### [Dataset excerpts]
## BEGIN
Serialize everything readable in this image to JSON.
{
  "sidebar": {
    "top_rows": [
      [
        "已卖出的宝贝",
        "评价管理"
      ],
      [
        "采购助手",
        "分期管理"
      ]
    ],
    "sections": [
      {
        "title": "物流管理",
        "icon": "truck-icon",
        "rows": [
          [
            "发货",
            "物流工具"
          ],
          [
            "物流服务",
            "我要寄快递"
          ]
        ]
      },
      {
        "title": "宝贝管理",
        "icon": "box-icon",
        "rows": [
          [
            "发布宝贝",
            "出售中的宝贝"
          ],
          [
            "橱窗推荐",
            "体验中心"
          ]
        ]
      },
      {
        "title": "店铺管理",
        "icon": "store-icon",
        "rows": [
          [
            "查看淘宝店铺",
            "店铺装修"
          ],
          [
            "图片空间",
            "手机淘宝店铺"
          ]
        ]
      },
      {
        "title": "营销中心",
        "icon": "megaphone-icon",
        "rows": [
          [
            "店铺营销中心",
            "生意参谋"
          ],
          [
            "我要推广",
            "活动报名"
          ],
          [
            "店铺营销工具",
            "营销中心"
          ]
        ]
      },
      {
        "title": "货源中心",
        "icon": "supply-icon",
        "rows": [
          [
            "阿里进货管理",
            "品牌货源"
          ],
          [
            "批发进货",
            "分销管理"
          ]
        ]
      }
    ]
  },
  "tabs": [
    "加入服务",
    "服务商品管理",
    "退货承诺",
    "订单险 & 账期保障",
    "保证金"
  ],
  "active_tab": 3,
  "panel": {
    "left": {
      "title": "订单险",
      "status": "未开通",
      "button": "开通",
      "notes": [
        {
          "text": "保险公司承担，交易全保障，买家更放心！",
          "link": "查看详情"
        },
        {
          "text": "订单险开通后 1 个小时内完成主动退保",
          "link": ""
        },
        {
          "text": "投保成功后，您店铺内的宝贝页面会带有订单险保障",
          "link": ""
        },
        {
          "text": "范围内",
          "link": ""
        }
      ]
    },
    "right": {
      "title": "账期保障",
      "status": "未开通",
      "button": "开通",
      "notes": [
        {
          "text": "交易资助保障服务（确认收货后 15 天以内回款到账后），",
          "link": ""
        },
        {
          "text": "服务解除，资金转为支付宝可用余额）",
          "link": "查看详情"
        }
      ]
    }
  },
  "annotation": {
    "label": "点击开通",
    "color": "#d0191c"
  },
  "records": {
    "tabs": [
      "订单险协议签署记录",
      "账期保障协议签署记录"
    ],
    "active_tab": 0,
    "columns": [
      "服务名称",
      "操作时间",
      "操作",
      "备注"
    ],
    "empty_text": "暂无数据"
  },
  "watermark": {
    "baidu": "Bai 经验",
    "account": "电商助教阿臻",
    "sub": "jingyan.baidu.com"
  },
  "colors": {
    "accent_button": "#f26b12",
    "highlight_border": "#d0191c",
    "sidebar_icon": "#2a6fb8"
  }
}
## END
### [WHAT YOU ARE ASKED TO DO]
Word for word, restate all of the data shown above.

### [FINAL ANSWER]
Serialize everything readable in this image to JSON.
{
  "sidebar": {
    "top_rows": [
      [
        "已卖出的宝贝",
        "评价管理"
      ],
      [
        "采购助手",
        "分期管理"
      ]
    ],
    "sections": [
      {
        "title": "物流管理",
        "icon": "truck-icon",
        "rows": [
          [
            "发货",
            "物流工具"
          ],
          [
            "物流服务",
            "我要寄快递"
          ]
        ]
      },
      {
        "title": "宝贝管理",
        "icon": "box-icon",
        "rows": [
          [
            "发布宝贝",
            "出售中的宝贝"
          ],
          [
            "橱窗推荐",
            "体验中心"
          ]
        ]
      },
      {
        "title": "店铺管理",
        "icon": "store-icon",
        "rows": [
          [
            "查看淘宝店铺",
            "店铺装修"
          ],
          [
            "图片空间",
            "手机淘宝店铺"
          ]
        ]
      },
      {
        "title": "营销中心",
        "icon": "megaphone-icon",
        "rows": [
          [
            "店铺营销中心",
            "生意参谋"
          ],
          [
            "我要推广",
            "活动报名"
          ],
          [
            "店铺营销工具",
            "营销中心"
          ]
        ]
      },
      {
        "title": "货源中心",
        "icon": "supply-icon",
        "rows": [
          [
            "阿里进货管理",
            "品牌货源"
          ],
          [
            "批发进货",
            "分销管理"
          ]
        ]
      }
    ]
  },
  "tabs": [
    "加入服务",
    "服务商品管理",
    "退货承诺",
    "订单险 & 账期保障",
    "保证金"
  ],
  "active_tab": 3,
  "panel": {
    "left": {
      "title": "订单险",
      "status": "未开通",
      "button": "开通",
      "notes": [
        {
          "text": "保险公司承担，交易全保障，买家更放心！",
          "link": "查看详情"
        },
        {
          "text": "订单险开通后 1 个小时内完成主动退保",
          "link": ""
        },
        {
          "text": "投保成功后，您店铺内的宝贝页面会带有订单险保障",
          "link": ""
        },
        {
          "text": "范围内",
          "link": ""
        }
      ]
    },
    "right": {
      "title": "账期保障",
      "status": "未开通",
      "button": "开通",
      "notes": [
        {
          "text": "交易资助保障服务（确认收货后 15 天以内回款到账后），",
          "link": ""
        },
        {
          "text": "服务解除，资金转为支付宝可用余额）",
          "link": "查看详情"
        }
      ]
    }
  },
  "annotation": {
    "label": "点击开通",
    "color": "#d0191c"
  },
  "records": {
    "tabs": [
      "订单险协议签署记录",
      "账期保障协议签署记录"
    ],
    "active_tab": 0,
    "columns": [
      "服务名称",
      "操作时间",
      "操作",
      "备注"
    ],
    "empty_text": "暂无数据"
  },
  "watermark": {
    "baidu": "Bai 经验",
    "account": "电商助教阿臻",
    "sub": "jingyan.baidu.com"
  },
  "colors": {
    "accent_button": "#f26b12",
    "highlight_border": "#d0191c",
    "sidebar_icon": "#2a6fb8"
  }
}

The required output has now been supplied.